● Problem:
Copy out the lines that include the word "Beleuchtung".

───── Information shown ─────

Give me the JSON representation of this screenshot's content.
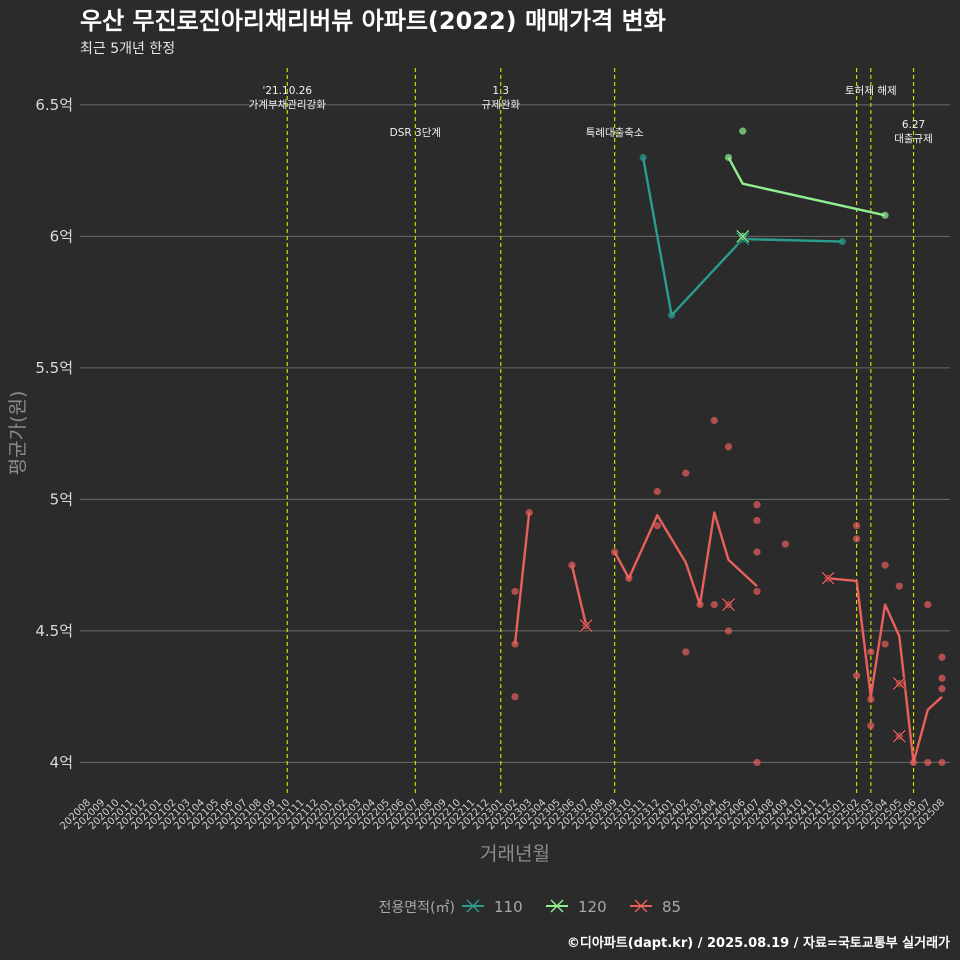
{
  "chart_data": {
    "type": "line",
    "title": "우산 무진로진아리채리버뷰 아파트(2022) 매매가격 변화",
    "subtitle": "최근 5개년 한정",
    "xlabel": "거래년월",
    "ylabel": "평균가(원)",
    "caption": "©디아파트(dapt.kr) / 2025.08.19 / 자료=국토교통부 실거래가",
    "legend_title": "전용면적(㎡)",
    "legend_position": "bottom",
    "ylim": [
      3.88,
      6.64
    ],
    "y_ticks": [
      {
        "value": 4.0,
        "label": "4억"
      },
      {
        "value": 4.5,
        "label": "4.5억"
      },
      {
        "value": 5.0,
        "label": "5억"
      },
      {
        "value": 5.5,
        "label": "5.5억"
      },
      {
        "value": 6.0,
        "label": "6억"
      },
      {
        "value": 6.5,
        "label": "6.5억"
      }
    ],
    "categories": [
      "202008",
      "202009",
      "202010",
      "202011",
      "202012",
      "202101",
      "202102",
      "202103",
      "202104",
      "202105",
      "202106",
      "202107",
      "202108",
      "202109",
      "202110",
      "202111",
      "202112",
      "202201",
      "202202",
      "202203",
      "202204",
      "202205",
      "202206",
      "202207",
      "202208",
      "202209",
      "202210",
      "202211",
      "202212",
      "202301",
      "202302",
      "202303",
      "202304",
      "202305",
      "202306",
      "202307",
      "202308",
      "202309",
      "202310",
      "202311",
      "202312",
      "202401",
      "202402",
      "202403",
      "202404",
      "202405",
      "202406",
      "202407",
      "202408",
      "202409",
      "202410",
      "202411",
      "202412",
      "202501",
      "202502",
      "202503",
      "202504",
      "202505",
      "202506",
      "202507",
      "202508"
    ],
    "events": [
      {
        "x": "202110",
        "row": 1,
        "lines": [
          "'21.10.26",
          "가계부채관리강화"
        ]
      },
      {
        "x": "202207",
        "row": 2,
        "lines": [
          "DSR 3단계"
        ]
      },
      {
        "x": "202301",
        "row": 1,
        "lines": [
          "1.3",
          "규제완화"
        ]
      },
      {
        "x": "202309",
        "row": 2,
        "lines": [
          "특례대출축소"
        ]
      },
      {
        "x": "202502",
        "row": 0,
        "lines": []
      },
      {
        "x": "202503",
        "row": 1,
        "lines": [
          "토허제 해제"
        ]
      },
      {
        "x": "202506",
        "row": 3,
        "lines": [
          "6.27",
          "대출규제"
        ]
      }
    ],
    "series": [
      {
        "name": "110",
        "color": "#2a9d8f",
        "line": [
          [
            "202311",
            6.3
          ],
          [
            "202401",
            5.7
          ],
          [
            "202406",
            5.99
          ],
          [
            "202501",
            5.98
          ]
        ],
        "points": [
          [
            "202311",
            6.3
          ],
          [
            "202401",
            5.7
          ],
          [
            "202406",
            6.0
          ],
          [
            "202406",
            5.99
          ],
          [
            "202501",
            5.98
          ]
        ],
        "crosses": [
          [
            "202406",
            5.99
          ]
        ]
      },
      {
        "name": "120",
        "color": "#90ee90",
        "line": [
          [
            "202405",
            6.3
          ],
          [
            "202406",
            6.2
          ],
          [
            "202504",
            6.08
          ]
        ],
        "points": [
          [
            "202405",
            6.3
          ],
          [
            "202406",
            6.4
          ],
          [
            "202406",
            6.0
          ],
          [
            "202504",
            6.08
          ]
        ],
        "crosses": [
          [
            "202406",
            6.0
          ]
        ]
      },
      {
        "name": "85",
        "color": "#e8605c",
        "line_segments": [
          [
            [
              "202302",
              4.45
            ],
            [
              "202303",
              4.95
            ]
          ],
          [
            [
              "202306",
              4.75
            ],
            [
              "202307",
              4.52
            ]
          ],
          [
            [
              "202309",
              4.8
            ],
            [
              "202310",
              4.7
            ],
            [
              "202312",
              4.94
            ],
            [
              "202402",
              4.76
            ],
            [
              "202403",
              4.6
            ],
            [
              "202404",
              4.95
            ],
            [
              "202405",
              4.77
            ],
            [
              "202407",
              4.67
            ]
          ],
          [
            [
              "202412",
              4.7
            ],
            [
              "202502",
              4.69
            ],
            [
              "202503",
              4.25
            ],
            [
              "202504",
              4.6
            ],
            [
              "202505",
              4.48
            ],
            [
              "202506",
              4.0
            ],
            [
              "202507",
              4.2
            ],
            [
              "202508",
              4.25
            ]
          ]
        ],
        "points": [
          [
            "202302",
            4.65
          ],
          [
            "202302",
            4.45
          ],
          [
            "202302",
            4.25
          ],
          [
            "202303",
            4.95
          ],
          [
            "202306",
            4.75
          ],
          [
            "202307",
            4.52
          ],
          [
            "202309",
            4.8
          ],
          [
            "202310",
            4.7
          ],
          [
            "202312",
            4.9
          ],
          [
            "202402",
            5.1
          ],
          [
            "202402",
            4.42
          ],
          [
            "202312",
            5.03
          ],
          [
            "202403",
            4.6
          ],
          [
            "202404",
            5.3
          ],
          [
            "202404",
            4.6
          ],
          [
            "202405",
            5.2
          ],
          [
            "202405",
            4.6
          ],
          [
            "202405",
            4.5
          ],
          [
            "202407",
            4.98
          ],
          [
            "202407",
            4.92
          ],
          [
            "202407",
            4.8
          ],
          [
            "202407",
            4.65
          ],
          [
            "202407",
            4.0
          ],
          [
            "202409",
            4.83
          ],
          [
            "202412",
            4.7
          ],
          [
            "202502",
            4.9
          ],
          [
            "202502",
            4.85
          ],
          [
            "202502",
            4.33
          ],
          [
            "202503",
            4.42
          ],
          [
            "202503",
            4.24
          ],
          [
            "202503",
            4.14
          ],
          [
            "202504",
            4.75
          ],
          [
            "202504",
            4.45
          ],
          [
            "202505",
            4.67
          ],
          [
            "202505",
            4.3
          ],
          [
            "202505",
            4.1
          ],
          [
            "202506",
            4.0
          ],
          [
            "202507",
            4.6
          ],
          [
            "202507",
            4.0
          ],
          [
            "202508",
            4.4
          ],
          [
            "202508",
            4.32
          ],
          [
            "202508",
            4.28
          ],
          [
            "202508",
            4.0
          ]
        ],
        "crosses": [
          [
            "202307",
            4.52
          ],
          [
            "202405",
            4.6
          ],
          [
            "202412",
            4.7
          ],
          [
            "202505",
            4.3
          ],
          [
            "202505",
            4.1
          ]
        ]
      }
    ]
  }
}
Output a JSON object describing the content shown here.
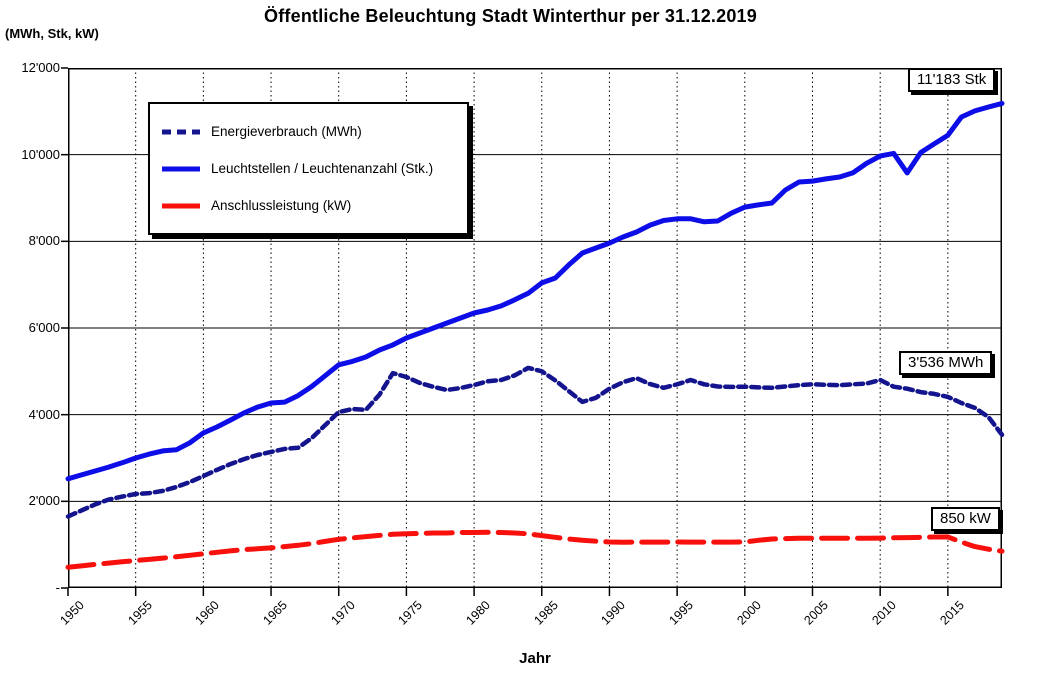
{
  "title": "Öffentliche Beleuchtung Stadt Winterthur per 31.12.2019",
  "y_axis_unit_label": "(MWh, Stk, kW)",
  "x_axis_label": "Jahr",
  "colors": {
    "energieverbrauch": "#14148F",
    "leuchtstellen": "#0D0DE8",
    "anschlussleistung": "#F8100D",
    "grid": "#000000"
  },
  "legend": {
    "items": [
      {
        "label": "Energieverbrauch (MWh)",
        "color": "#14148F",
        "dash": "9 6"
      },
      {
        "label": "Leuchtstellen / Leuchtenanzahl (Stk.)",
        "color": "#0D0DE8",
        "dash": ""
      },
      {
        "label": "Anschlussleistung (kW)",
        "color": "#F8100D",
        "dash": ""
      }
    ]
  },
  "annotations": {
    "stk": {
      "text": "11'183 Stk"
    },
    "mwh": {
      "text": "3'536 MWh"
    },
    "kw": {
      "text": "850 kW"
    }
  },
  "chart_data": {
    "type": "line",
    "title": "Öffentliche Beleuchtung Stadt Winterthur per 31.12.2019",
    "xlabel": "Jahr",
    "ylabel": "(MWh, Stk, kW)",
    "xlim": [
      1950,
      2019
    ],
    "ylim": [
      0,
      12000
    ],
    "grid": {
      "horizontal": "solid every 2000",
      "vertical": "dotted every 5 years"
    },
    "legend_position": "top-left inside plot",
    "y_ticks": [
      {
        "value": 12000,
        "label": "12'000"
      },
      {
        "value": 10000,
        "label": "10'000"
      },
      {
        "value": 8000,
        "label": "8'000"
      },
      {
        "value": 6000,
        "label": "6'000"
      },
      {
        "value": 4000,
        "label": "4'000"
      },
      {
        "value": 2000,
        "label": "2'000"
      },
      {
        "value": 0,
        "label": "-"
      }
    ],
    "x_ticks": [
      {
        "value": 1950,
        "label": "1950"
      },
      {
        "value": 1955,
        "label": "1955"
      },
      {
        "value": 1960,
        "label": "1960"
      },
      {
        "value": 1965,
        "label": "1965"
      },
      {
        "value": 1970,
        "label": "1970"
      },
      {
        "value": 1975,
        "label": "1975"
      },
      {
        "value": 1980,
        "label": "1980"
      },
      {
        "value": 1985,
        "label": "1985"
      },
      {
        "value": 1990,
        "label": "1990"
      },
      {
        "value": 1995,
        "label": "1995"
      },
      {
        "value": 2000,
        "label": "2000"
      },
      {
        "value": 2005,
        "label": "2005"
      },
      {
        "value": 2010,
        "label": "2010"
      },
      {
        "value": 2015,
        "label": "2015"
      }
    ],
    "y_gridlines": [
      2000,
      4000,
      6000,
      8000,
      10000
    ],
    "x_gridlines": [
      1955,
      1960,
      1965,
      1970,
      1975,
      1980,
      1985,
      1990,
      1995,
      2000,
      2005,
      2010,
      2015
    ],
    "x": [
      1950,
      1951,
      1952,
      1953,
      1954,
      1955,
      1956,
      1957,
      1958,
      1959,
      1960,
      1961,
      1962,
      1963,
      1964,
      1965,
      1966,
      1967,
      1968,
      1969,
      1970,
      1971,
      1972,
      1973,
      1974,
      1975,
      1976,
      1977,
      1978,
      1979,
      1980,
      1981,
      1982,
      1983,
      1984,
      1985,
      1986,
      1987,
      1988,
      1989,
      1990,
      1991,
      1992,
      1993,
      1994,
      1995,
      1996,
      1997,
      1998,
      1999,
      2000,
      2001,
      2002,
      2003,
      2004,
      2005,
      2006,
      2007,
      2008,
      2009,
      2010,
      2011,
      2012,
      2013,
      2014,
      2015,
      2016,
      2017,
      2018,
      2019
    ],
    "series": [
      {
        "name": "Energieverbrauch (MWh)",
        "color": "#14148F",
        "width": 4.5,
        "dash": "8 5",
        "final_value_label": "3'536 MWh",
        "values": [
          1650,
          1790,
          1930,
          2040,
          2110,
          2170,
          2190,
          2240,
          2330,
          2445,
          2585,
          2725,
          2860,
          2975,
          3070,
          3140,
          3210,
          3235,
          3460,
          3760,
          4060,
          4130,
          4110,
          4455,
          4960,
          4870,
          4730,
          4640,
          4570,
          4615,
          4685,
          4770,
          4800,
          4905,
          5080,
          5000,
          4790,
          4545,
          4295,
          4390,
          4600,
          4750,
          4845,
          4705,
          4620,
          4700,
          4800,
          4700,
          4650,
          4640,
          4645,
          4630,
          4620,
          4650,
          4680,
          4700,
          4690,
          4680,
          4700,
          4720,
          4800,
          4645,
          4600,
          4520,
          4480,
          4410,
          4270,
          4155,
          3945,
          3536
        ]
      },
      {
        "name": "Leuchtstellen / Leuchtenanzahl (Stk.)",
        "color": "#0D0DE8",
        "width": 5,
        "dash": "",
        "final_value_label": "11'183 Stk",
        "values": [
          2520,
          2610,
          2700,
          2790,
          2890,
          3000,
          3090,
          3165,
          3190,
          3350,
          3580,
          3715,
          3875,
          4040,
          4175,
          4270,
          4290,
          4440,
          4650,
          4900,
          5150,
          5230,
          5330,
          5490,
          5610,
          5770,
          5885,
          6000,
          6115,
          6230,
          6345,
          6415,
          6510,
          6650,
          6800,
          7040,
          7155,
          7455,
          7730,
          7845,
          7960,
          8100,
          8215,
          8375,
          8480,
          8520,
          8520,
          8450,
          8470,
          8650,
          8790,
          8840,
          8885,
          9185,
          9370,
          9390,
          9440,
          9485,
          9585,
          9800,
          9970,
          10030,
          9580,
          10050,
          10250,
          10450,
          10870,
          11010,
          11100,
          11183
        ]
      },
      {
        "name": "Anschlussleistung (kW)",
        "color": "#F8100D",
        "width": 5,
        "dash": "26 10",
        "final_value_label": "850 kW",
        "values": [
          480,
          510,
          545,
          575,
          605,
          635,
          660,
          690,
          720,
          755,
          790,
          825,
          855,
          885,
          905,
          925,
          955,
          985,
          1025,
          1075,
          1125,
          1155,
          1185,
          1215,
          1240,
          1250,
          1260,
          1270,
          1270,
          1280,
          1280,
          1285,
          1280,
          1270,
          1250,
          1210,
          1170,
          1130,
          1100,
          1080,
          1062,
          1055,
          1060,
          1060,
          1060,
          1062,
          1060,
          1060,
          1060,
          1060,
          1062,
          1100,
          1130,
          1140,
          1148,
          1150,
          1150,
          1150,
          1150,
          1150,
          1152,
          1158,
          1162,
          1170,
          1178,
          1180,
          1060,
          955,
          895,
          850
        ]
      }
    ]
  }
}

─────

● Task result:
  "title": "Öffentliche Beleuchtung Stadt Winterthur per 31.12.2019",
    "title": "Öffentliche Beleuchtung Stadt Winterthur per 31.12.2019",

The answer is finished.